* SET PROBLEM *
Search the data below for the string "JSON". Extract every line that contains it.

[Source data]
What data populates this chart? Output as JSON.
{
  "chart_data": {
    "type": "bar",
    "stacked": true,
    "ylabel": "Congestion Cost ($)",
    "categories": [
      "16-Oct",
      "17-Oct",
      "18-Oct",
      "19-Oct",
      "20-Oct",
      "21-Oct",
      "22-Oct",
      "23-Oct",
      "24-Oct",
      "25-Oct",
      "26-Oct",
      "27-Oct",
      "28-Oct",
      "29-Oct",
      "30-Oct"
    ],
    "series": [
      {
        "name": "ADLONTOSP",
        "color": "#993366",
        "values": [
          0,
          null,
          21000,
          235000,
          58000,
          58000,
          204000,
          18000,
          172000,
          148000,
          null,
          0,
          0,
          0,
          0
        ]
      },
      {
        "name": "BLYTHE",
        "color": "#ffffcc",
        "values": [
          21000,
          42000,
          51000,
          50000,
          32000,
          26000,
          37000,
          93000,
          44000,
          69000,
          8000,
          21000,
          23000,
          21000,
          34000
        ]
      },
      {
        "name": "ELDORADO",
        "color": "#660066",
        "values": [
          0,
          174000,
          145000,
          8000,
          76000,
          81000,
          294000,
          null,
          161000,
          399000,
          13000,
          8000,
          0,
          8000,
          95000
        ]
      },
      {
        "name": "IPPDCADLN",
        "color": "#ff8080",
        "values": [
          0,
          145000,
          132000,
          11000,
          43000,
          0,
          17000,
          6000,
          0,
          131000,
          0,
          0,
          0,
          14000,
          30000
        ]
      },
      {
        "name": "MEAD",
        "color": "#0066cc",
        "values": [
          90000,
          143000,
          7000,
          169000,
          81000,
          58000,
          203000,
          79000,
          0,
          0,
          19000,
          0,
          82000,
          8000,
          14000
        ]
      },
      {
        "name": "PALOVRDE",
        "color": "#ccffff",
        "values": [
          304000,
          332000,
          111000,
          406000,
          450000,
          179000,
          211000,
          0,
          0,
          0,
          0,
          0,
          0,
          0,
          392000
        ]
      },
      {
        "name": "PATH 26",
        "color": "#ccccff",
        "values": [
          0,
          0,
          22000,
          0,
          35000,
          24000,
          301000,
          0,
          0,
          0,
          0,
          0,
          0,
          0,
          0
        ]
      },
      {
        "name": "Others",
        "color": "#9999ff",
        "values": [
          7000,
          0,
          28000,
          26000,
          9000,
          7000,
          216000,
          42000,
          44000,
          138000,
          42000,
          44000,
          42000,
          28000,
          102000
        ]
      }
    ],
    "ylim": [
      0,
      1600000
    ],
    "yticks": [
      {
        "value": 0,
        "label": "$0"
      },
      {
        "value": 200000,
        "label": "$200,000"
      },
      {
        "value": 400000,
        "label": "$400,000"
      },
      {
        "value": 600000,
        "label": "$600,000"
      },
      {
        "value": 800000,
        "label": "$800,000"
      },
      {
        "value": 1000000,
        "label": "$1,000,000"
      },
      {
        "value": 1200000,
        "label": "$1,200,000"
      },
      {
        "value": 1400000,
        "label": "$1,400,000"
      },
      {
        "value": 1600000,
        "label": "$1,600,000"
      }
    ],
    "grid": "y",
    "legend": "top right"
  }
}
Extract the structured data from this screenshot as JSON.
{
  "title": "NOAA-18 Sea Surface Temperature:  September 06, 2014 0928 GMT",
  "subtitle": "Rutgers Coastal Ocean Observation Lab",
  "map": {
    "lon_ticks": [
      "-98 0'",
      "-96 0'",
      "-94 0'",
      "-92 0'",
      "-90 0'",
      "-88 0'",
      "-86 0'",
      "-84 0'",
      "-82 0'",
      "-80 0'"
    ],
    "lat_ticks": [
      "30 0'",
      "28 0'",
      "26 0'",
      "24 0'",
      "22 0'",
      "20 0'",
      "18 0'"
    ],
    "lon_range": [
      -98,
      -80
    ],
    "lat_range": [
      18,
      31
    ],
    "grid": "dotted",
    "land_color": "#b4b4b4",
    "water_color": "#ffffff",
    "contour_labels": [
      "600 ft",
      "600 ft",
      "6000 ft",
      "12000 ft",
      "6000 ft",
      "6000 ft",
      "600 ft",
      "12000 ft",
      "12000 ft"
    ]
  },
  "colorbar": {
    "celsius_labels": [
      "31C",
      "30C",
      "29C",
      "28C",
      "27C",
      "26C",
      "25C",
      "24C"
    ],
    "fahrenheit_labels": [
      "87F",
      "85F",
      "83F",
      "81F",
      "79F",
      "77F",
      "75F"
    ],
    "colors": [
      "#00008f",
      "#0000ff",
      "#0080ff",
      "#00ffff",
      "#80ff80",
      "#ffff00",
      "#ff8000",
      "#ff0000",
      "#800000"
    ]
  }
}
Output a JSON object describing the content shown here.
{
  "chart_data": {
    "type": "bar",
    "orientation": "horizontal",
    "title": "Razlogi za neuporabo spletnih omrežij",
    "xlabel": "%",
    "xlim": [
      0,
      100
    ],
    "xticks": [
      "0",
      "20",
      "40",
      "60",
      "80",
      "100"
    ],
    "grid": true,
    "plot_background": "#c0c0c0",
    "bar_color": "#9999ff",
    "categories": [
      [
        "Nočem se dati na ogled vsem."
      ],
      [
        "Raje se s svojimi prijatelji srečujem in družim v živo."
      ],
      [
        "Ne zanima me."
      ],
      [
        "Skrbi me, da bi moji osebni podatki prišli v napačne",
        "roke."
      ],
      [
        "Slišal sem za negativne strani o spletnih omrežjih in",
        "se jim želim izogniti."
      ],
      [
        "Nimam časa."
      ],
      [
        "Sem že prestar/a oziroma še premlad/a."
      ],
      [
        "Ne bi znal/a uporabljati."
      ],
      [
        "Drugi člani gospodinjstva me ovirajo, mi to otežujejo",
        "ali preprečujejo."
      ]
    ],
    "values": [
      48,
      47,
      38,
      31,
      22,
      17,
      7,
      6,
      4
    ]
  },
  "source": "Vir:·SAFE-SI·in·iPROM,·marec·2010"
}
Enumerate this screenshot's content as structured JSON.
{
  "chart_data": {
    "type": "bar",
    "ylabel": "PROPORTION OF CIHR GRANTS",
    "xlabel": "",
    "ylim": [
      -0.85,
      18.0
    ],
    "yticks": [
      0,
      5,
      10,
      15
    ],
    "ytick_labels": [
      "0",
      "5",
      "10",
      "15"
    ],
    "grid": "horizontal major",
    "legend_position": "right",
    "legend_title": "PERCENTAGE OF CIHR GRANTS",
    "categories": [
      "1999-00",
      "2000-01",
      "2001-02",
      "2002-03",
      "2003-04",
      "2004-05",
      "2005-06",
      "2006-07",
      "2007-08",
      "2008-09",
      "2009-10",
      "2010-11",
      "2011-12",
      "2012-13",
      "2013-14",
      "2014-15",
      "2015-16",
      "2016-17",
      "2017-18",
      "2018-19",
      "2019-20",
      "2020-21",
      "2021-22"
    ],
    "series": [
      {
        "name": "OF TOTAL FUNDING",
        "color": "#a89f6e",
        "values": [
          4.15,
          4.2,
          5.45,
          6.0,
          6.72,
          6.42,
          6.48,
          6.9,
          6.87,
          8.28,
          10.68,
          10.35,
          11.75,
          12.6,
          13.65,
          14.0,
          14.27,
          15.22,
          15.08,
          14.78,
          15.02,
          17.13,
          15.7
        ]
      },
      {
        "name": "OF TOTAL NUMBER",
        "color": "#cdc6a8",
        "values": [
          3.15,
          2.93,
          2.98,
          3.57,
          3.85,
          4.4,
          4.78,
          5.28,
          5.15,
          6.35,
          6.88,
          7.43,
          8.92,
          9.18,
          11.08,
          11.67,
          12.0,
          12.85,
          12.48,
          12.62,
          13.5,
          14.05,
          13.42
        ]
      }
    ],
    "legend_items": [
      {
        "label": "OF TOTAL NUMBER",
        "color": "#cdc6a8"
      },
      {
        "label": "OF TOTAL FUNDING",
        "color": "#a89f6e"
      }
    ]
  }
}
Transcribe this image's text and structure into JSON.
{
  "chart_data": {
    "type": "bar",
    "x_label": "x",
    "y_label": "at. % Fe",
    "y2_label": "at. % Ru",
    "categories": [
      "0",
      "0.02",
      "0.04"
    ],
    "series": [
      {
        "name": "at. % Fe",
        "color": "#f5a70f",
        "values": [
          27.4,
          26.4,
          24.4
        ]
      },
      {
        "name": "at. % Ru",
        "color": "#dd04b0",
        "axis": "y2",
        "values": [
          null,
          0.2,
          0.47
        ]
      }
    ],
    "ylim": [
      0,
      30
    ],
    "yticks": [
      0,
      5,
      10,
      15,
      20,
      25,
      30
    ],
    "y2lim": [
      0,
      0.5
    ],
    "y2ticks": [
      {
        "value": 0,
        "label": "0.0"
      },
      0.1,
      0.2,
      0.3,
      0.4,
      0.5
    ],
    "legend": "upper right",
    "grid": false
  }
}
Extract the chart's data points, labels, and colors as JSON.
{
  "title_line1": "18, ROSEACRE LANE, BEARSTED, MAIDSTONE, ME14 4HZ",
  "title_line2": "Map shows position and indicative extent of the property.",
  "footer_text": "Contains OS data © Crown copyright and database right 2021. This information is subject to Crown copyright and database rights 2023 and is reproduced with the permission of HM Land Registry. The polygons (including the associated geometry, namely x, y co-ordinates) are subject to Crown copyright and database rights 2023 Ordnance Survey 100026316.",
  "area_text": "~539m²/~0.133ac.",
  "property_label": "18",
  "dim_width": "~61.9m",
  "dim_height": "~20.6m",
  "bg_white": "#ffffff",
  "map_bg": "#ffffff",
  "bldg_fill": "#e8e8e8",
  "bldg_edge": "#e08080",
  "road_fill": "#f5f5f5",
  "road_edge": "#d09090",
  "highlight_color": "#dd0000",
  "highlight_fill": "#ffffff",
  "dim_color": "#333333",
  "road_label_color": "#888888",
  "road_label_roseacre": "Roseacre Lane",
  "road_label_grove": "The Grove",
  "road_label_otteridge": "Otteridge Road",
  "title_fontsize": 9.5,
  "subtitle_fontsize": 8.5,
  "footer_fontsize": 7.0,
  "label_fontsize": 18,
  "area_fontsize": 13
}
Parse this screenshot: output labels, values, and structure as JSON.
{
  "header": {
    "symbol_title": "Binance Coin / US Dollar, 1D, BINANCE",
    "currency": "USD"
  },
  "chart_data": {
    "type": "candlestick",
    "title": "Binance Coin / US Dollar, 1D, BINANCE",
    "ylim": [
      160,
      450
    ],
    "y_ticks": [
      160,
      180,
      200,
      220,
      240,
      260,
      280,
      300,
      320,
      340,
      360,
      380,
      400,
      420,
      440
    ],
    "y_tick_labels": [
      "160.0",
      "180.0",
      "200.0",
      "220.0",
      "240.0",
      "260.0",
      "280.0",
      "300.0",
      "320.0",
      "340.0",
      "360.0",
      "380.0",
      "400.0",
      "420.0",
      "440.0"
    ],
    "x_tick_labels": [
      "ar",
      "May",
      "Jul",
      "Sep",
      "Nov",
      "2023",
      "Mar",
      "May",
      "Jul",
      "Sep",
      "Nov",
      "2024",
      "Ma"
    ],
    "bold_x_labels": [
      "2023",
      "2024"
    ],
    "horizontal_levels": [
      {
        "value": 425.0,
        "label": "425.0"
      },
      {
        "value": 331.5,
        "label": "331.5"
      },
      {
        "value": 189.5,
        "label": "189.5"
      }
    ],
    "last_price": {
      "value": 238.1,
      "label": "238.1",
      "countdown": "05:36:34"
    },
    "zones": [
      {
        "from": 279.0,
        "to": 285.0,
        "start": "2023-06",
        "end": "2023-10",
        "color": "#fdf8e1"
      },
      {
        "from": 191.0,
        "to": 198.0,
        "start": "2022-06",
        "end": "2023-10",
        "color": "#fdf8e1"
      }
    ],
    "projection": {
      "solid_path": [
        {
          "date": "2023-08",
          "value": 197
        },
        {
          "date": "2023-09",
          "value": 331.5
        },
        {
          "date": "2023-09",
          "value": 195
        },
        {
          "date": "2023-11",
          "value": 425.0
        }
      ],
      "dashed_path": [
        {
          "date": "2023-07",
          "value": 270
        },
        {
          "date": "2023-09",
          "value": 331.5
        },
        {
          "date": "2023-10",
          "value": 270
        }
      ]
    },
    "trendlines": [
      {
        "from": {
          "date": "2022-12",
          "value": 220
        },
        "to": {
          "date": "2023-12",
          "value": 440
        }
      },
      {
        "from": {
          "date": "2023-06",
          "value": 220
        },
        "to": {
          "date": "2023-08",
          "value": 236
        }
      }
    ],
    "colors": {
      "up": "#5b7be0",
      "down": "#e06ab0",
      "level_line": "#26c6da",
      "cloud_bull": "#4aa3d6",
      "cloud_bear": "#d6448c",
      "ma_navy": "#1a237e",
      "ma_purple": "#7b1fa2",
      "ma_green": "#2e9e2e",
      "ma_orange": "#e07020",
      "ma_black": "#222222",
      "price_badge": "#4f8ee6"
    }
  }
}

* REPLY TO THE EXERCISE *
What data populates this chart? Output as JSON.
Extract the structured data from this screenshot as JSON.
Output a JSON object describing the content shown here.
Enumerate this screenshot's content as structured JSON.
Transcribe this image's text and structure into JSON.
Extract the chart's data points, labels, and colors as JSON.
Parse this screenshot: output labels, values, and structure as JSON.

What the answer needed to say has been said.